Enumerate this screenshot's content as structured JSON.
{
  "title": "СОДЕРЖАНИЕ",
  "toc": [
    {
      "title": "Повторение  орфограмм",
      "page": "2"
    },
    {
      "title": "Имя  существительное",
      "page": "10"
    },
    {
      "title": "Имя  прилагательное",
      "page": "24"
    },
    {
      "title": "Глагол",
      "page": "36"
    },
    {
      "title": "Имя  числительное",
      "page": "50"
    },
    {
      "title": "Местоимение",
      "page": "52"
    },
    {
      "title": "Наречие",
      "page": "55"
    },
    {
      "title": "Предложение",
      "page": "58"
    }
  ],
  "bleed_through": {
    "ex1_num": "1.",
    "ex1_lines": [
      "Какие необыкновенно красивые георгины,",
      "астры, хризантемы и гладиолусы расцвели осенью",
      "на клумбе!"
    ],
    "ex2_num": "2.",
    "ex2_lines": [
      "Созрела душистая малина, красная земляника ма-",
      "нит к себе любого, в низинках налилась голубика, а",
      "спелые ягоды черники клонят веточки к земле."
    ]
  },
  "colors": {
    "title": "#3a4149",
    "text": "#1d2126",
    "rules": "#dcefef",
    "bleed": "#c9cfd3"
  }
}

---*---

*WHAT IS REQUIRED*. Copy all the records above exactly, missing none.

*EXERCISE RESULT*.
Enumerate this screenshot's content as structured JSON.
{
  "title": "СОДЕРЖАНИЕ",
  "toc": [
    {
      "title": "Повторение  орфограмм",
      "page": "2"
    },
    {
      "title": "Имя  существительное",
      "page": "10"
    },
    {
      "title": "Имя  прилагательное",
      "page": "24"
    },
    {
      "title": "Глагол",
      "page": "36"
    },
    {
      "title": "Имя  числительное",
      "page": "50"
    },
    {
      "title": "Местоимение",
      "page": "52"
    },
    {
      "title": "Наречие",
      "page": "55"
    },
    {
      "title": "Предложение",
      "page": "58"
    }
  ],
  "bleed_through": {
    "ex1_num": "1.",
    "ex1_lines": [
      "Какие необыкновенно красивые георгины,",
      "астры, хризантемы и гладиолусы расцвели осенью",
      "на клумбе!"
    ],
    "ex2_num": "2.",
    "ex2_lines": [
      "Созрела душистая малина, красная земляника ма-",
      "нит к себе любого, в низинках налилась голубика, а",
      "спелые ягоды черники клонят веточки к земле."
    ]
  },
  "colors": {
    "title": "#3a4149",
    "text": "#1d2126",
    "rules": "#dcefef",
    "bleed": "#c9cfd3"
  }
}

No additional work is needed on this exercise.